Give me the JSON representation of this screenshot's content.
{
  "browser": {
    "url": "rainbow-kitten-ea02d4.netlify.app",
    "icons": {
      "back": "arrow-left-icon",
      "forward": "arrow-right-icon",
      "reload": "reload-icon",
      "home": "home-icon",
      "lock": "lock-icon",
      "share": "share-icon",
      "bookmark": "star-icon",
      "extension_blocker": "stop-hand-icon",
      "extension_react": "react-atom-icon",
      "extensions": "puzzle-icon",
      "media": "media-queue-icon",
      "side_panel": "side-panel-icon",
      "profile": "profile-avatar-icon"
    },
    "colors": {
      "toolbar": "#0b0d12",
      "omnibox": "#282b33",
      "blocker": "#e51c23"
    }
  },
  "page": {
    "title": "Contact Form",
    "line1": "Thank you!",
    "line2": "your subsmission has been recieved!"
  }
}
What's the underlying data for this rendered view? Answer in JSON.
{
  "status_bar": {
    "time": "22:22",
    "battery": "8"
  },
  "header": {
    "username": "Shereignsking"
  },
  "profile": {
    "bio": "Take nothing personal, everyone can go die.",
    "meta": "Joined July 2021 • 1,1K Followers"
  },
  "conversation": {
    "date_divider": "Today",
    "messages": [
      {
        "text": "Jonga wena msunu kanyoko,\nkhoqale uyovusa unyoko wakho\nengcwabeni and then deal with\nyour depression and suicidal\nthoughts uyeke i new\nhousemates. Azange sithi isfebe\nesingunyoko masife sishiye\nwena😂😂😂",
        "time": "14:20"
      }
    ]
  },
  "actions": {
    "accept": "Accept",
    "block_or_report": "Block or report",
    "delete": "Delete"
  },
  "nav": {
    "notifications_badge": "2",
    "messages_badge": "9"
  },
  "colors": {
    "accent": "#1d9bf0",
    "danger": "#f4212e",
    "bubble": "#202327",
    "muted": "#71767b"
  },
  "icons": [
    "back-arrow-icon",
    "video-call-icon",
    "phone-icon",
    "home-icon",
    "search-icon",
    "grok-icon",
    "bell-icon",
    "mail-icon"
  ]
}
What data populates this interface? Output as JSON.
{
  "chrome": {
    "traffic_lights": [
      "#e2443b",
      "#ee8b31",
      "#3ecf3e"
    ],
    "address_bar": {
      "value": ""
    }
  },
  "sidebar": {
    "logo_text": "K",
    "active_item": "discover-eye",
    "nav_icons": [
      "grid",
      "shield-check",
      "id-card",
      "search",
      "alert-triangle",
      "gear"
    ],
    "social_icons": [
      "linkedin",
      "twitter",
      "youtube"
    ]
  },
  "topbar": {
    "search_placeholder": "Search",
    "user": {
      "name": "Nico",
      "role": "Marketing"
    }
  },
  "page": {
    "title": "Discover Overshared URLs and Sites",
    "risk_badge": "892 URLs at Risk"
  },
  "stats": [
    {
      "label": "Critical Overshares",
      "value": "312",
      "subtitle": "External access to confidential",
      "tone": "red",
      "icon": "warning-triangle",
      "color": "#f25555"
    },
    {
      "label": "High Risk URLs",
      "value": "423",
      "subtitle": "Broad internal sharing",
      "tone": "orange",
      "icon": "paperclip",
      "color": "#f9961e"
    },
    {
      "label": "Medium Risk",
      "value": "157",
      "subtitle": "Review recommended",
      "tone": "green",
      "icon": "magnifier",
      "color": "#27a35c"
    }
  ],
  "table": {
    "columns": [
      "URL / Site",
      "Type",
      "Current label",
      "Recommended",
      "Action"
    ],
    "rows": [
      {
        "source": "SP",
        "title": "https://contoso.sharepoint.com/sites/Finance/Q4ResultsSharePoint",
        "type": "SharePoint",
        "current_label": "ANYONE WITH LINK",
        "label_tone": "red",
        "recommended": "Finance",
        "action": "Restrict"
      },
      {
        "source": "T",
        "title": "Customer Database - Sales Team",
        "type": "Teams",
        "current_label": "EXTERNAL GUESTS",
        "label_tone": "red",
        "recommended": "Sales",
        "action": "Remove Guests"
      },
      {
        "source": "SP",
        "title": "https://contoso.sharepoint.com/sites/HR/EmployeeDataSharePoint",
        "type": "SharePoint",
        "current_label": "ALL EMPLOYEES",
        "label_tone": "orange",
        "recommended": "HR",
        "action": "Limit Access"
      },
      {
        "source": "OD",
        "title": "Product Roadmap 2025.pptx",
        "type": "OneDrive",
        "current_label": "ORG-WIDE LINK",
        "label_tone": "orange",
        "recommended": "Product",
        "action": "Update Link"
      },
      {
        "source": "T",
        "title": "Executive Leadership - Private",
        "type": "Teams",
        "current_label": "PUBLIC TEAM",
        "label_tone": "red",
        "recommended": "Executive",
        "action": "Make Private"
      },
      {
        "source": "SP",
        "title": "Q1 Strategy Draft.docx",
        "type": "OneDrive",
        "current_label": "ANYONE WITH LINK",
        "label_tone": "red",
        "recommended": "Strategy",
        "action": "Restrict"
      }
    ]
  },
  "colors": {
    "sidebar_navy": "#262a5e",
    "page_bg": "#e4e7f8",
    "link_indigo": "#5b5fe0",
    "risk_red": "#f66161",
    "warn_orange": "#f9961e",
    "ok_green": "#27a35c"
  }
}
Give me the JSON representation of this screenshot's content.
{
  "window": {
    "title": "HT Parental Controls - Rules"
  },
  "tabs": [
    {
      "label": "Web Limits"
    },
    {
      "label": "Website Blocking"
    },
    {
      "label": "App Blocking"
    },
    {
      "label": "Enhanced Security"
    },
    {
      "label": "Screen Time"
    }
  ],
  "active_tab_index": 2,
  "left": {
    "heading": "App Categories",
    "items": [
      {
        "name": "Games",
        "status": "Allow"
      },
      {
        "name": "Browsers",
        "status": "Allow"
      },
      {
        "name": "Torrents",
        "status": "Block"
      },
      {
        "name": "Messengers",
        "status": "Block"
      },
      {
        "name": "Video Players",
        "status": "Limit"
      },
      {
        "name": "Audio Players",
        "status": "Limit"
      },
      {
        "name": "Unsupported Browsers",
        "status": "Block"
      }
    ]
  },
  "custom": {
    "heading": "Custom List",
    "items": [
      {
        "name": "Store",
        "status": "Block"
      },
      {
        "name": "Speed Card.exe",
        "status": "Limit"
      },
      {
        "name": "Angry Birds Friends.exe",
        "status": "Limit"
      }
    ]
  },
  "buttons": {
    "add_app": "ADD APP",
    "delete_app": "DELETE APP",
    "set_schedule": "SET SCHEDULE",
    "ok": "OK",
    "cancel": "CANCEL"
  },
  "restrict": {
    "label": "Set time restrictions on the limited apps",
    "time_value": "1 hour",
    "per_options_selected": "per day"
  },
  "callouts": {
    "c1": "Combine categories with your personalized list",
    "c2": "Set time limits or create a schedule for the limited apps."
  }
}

::::

§ What to produce: Reproduce each entry exactly, leaving out nothing.

§ The reply:
Give me the JSON representation of this screenshot's content.
{
  "browser": {
    "url": "rainbow-kitten-ea02d4.netlify.app",
    "icons": {
      "back": "arrow-left-icon",
      "forward": "arrow-right-icon",
      "reload": "reload-icon",
      "home": "home-icon",
      "lock": "lock-icon",
      "share": "share-icon",
      "bookmark": "star-icon",
      "extension_blocker": "stop-hand-icon",
      "extension_react": "react-atom-icon",
      "extensions": "puzzle-icon",
      "media": "media-queue-icon",
      "side_panel": "side-panel-icon",
      "profile": "profile-avatar-icon"
    },
    "colors": {
      "toolbar": "#0b0d12",
      "omnibox": "#282b33",
      "blocker": "#e51c23"
    }
  },
  "page": {
    "title": "Contact Form",
    "line1": "Thank you!",
    "line2": "your subsmission has been recieved!"
  }
}
What's the underlying data for this rendered view? Answer in JSON.
{
  "status_bar": {
    "time": "22:22",
    "battery": "8"
  },
  "header": {
    "username": "Shereignsking"
  },
  "profile": {
    "bio": "Take nothing personal, everyone can go die.",
    "meta": "Joined July 2021 • 1,1K Followers"
  },
  "conversation": {
    "date_divider": "Today",
    "messages": [
      {
        "text": "Jonga wena msunu kanyoko,\nkhoqale uyovusa unyoko wakho\nengcwabeni and then deal with\nyour depression and suicidal\nthoughts uyeke i new\nhousemates. Azange sithi isfebe\nesingunyoko masife sishiye\nwena😂😂😂",
        "time": "14:20"
      }
    ]
  },
  "actions": {
    "accept": "Accept",
    "block_or_report": "Block or report",
    "delete": "Delete"
  },
  "nav": {
    "notifications_badge": "2",
    "messages_badge": "9"
  },
  "colors": {
    "accent": "#1d9bf0",
    "danger": "#f4212e",
    "bubble": "#202327",
    "muted": "#71767b"
  },
  "icons": [
    "back-arrow-icon",
    "video-call-icon",
    "phone-icon",
    "home-icon",
    "search-icon",
    "grok-icon",
    "bell-icon",
    "mail-icon"
  ]
}
What data populates this interface? Output as JSON.
{
  "chrome": {
    "traffic_lights": [
      "#e2443b",
      "#ee8b31",
      "#3ecf3e"
    ],
    "address_bar": {
      "value": ""
    }
  },
  "sidebar": {
    "logo_text": "K",
    "active_item": "discover-eye",
    "nav_icons": [
      "grid",
      "shield-check",
      "id-card",
      "search",
      "alert-triangle",
      "gear"
    ],
    "social_icons": [
      "linkedin",
      "twitter",
      "youtube"
    ]
  },
  "topbar": {
    "search_placeholder": "Search",
    "user": {
      "name": "Nico",
      "role": "Marketing"
    }
  },
  "page": {
    "title": "Discover Overshared URLs and Sites",
    "risk_badge": "892 URLs at Risk"
  },
  "stats": [
    {
      "label": "Critical Overshares",
      "value": "312",
      "subtitle": "External access to confidential",
      "tone": "red",
      "icon": "warning-triangle",
      "color": "#f25555"
    },
    {
      "label": "High Risk URLs",
      "value": "423",
      "subtitle": "Broad internal sharing",
      "tone": "orange",
      "icon": "paperclip",
      "color": "#f9961e"
    },
    {
      "label": "Medium Risk",
      "value": "157",
      "subtitle": "Review recommended",
      "tone": "green",
      "icon": "magnifier",
      "color": "#27a35c"
    }
  ],
  "table": {
    "columns": [
      "URL / Site",
      "Type",
      "Current label",
      "Recommended",
      "Action"
    ],
    "rows": [
      {
        "source": "SP",
        "title": "https://contoso.sharepoint.com/sites/Finance/Q4ResultsSharePoint",
        "type": "SharePoint",
        "current_label": "ANYONE WITH LINK",
        "label_tone": "red",
        "recommended": "Finance",
        "action": "Restrict"
      },
      {
        "source": "T",
        "title": "Customer Database - Sales Team",
        "type": "Teams",
        "current_label": "EXTERNAL GUESTS",
        "label_tone": "red",
        "recommended": "Sales",
        "action": "Remove Guests"
      },
      {
        "source": "SP",
        "title": "https://contoso.sharepoint.com/sites/HR/EmployeeDataSharePoint",
        "type": "SharePoint",
        "current_label": "ALL EMPLOYEES",
        "label_tone": "orange",
        "recommended": "HR",
        "action": "Limit Access"
      },
      {
        "source": "OD",
        "title": "Product Roadmap 2025.pptx",
        "type": "OneDrive",
        "current_label": "ORG-WIDE LINK",
        "label_tone": "orange",
        "recommended": "Product",
        "action": "Update Link"
      },
      {
        "source": "T",
        "title": "Executive Leadership - Private",
        "type": "Teams",
        "current_label": "PUBLIC TEAM",
        "label_tone": "red",
        "recommended": "Executive",
        "action": "Make Private"
      },
      {
        "source": "SP",
        "title": "Q1 Strategy Draft.docx",
        "type": "OneDrive",
        "current_label": "ANYONE WITH LINK",
        "label_tone": "red",
        "recommended": "Strategy",
        "action": "Restrict"
      }
    ]
  },
  "colors": {
    "sidebar_navy": "#262a5e",
    "page_bg": "#e4e7f8",
    "link_indigo": "#5b5fe0",
    "risk_red": "#f66161",
    "warn_orange": "#f9961e",
    "ok_green": "#27a35c"
  }
}
Give me the JSON representation of this screenshot's content.
{
  "window": {
    "title": "HT Parental Controls - Rules"
  },
  "tabs": [
    {
      "label": "Web Limits"
    },
    {
      "label": "Website Blocking"
    },
    {
      "label": "App Blocking"
    },
    {
      "label": "Enhanced Security"
    },
    {
      "label": "Screen Time"
    }
  ],
  "active_tab_index": 2,
  "left": {
    "heading": "App Categories",
    "items": [
      {
        "name": "Games",
        "status": "Allow"
      },
      {
        "name": "Browsers",
        "status": "Allow"
      },
      {
        "name": "Torrents",
        "status": "Block"
      },
      {
        "name": "Messengers",
        "status": "Block"
      },
      {
        "name": "Video Players",
        "status": "Limit"
      },
      {
        "name": "Audio Players",
        "status": "Limit"
      },
      {
        "name": "Unsupported Browsers",
        "status": "Block"
      }
    ]
  },
  "custom": {
    "heading": "Custom List",
    "items": [
      {
        "name": "Store",
        "status": "Block"
      },
      {
        "name": "Speed Card.exe",
        "status": "Limit"
      },
      {
        "name": "Angry Birds Friends.exe",
        "status": "Limit"
      }
    ]
  },
  "buttons": {
    "add_app": "ADD APP",
    "delete_app": "DELETE APP",
    "set_schedule": "SET SCHEDULE",
    "ok": "OK",
    "cancel": "CANCEL"
  },
  "restrict": {
    "label": "Set time restrictions on the limited apps",
    "time_value": "1 hour",
    "per_options_selected": "per day"
  },
  "callouts": {
    "c1": "Combine categories with your personalized list",
    "c2": "Set time limits or create a schedule for the limited apps."
  }
}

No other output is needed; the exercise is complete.